▸ **THE EXERCISE**
Output only the span of lines that begins at the line containing "Parse this chart: output" and ends at the last line of the data, both included, exactly as they appear.
— start EXERCISE INPUT —
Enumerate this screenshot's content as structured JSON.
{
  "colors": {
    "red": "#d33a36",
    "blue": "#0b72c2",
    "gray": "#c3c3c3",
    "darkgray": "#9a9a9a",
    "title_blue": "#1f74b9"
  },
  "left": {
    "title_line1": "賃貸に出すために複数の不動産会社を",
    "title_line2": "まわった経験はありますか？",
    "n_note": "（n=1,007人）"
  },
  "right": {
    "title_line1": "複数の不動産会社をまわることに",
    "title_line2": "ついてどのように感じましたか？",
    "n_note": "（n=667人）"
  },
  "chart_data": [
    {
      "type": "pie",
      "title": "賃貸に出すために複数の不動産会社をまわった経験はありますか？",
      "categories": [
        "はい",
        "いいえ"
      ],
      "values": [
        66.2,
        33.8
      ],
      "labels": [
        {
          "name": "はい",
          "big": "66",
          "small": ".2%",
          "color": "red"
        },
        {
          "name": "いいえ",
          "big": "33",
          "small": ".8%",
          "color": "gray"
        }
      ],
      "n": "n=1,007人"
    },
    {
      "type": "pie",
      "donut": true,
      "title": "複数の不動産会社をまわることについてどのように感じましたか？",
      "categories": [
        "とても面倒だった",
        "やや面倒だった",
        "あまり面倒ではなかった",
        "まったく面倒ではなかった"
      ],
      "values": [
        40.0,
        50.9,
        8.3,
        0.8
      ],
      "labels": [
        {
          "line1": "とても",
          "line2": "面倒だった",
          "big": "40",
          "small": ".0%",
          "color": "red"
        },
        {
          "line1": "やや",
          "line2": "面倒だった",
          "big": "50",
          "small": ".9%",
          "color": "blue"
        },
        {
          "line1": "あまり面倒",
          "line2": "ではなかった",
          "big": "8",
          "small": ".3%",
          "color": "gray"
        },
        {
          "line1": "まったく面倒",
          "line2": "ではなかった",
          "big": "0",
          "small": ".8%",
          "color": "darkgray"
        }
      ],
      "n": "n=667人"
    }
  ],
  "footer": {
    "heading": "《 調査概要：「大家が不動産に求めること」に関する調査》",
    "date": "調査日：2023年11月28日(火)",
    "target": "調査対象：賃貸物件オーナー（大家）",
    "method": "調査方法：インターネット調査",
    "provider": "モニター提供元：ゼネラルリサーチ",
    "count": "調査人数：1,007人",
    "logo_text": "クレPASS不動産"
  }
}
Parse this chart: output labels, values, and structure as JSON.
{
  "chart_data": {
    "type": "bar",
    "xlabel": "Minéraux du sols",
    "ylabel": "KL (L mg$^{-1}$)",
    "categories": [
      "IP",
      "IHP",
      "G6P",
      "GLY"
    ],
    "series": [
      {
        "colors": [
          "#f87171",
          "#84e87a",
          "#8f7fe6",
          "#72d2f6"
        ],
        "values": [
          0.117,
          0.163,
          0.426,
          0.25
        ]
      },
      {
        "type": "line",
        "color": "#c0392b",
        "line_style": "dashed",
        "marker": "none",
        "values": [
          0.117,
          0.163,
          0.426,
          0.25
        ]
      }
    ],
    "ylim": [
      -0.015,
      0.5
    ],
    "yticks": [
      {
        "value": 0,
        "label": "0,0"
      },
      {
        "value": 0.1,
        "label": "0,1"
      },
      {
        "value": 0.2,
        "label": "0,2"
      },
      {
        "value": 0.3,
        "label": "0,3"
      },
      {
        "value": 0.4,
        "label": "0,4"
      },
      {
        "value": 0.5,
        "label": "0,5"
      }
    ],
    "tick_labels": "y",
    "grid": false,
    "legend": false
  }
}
— end EXERCISE INPUT —
▸ **RESULT FOR THIS EXERCISE**
Parse this chart: output labels, values, and structure as JSON.
{
  "chart_data": {
    "type": "bar",
    "xlabel": "Minéraux du sols",
    "ylabel": "KL (L mg$^{-1}$)",
    "categories": [
      "IP",
      "IHP",
      "G6P",
      "GLY"
    ],
    "series": [
      {
        "colors": [
          "#f87171",
          "#84e87a",
          "#8f7fe6",
          "#72d2f6"
        ],
        "values": [
          0.117,
          0.163,
          0.426,
          0.25
        ]
      },
      {
        "type": "line",
        "color": "#c0392b",
        "line_style": "dashed",
        "marker": "none",
        "values": [
          0.117,
          0.163,
          0.426,
          0.25
        ]
      }
    ],
    "ylim": [
      -0.015,
      0.5
    ],
    "yticks": [
      {
        "value": 0,
        "label": "0,0"
      },
      {
        "value": 0.1,
        "label": "0,1"
      },
      {
        "value": 0.2,
        "label": "0,2"
      },
      {
        "value": 0.3,
        "label": "0,3"
      },
      {
        "value": 0.4,
        "label": "0,4"
      },
      {
        "value": 0.5,
        "label": "0,5"
      }
    ],
    "tick_labels": "y",
    "grid": false,
    "legend": false
  }
}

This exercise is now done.